▸ **JOB**
Each line that holds the word "כואב" is to be identified and copied.

▸ **RECORDS FOR THE EXERCISE**
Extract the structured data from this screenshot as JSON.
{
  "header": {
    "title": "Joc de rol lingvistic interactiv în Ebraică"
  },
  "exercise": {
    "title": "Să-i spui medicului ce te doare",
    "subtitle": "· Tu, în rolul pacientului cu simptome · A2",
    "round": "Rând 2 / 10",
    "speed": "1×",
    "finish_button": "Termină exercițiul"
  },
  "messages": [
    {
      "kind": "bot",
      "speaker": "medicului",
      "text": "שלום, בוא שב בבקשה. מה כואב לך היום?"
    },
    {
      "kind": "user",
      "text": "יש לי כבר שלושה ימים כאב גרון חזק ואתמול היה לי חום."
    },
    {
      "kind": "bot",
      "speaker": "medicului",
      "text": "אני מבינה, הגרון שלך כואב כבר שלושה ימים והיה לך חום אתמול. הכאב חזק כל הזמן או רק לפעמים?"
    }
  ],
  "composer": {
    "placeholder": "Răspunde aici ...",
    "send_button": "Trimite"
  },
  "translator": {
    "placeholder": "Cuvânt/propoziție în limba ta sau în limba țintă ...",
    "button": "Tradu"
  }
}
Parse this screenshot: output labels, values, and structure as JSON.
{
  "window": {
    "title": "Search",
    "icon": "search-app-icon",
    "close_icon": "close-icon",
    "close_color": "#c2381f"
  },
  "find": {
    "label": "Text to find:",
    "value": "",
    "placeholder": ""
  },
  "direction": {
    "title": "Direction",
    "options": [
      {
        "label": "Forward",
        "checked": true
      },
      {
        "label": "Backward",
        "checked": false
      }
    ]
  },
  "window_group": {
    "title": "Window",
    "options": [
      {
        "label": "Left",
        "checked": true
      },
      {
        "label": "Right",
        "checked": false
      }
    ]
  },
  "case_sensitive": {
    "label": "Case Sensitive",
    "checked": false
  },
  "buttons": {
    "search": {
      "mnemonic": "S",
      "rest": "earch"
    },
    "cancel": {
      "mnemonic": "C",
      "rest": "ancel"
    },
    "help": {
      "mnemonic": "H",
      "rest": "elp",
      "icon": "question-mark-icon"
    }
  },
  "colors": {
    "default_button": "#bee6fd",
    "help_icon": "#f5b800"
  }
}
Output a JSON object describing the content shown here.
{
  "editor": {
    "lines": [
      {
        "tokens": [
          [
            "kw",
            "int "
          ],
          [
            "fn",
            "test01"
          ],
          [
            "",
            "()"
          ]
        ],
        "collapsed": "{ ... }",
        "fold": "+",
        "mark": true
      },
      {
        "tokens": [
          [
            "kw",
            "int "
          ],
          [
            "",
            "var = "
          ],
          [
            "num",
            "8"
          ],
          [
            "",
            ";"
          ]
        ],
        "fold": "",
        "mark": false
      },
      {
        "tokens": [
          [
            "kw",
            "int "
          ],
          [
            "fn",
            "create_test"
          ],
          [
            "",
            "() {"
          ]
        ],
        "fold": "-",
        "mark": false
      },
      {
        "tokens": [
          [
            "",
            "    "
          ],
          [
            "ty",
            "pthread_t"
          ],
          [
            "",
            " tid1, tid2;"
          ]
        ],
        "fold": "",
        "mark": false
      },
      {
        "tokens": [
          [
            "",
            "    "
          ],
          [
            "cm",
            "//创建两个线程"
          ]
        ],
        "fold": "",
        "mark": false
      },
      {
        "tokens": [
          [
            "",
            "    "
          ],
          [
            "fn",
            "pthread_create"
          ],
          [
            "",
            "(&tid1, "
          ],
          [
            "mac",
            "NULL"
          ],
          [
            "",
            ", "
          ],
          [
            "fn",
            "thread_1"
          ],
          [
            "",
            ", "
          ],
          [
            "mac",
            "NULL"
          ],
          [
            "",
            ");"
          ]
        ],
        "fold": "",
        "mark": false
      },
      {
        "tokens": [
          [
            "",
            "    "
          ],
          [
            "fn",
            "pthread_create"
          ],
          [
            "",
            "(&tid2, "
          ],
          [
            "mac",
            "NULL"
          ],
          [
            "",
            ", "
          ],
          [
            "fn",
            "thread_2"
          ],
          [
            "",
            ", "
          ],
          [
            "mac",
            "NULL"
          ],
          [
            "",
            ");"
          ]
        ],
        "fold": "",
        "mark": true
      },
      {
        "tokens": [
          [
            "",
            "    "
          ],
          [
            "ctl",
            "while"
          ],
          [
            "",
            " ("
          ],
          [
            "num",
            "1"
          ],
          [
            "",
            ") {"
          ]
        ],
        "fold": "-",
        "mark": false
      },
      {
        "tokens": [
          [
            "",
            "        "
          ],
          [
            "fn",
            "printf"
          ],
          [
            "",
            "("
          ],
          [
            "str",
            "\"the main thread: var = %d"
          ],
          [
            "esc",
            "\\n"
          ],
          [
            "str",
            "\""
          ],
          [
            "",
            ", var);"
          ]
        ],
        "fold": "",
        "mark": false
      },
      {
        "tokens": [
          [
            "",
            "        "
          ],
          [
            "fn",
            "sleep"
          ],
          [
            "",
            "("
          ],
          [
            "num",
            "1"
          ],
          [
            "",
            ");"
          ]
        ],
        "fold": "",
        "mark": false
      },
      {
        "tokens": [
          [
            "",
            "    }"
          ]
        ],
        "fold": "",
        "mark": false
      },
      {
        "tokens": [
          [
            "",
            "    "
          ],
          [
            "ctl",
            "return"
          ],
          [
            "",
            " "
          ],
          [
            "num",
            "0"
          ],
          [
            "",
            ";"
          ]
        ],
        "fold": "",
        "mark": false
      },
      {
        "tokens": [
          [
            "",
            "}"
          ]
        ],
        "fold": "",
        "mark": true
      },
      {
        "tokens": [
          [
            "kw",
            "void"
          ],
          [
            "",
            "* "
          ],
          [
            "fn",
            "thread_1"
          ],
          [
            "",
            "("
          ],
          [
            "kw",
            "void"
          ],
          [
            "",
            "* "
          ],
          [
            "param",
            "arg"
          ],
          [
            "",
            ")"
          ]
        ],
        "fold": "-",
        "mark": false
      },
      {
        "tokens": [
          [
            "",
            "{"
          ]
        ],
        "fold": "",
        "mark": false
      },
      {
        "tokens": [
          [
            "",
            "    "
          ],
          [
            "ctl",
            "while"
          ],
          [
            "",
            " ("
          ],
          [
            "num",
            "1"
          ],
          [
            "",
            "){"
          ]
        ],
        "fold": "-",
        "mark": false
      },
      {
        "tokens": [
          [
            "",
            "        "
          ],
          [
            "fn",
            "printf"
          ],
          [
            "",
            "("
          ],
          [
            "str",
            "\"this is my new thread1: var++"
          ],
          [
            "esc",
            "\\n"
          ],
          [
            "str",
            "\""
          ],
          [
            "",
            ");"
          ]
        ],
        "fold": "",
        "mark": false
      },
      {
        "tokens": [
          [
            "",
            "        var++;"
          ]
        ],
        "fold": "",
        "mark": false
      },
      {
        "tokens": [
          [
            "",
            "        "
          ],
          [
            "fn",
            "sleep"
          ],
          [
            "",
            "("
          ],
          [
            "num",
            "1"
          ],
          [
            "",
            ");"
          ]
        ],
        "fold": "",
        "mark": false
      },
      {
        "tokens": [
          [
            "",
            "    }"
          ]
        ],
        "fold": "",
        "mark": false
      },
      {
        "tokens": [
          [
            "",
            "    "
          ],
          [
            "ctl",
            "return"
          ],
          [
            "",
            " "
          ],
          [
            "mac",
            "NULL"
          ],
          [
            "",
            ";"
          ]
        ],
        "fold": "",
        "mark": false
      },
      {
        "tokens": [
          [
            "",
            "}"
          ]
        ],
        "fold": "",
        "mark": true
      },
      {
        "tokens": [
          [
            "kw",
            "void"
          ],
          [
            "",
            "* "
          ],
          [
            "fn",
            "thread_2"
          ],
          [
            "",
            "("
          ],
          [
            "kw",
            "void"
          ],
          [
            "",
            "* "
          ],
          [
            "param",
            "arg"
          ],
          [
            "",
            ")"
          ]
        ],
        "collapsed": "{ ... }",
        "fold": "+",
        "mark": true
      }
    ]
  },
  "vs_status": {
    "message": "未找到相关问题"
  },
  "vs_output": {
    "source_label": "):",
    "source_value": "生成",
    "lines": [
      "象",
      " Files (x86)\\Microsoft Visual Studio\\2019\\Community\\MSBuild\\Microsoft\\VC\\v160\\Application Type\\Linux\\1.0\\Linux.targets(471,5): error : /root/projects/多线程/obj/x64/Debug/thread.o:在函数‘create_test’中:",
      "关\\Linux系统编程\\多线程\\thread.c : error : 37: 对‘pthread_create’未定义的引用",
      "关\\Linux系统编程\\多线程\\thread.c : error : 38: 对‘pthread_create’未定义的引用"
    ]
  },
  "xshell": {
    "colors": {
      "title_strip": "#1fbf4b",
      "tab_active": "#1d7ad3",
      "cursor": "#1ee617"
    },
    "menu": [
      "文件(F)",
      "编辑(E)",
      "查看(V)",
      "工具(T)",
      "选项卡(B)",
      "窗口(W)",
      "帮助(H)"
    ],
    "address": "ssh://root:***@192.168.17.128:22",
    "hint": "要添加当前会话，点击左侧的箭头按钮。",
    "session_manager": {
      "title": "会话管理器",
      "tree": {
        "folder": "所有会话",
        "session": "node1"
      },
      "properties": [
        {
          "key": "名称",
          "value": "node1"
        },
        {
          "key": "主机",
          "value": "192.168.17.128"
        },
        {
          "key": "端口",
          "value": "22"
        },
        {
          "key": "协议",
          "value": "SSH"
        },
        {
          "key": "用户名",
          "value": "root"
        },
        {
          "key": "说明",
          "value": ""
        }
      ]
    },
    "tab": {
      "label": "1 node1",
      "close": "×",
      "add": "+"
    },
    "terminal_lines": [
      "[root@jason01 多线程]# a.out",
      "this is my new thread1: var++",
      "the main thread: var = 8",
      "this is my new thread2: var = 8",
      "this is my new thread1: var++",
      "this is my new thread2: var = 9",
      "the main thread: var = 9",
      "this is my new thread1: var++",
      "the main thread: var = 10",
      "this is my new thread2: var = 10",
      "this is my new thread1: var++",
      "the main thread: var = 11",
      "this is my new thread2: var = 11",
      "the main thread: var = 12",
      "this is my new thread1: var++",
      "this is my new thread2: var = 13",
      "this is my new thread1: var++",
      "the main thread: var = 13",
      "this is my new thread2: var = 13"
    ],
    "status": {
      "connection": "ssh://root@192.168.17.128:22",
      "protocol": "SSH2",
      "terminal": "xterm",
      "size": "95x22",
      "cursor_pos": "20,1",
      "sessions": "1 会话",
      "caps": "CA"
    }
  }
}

▸ **CORRECT OUTPUT**
      "text": "שלום, בוא שב בבקשה. מה כואב לך היום?"
      "text": "אני מבינה, הגרון שלך כואב כבר שלושה ימים והיה לך חום אתמול. הכאב חזק כל הזמן או רק לפעמים?"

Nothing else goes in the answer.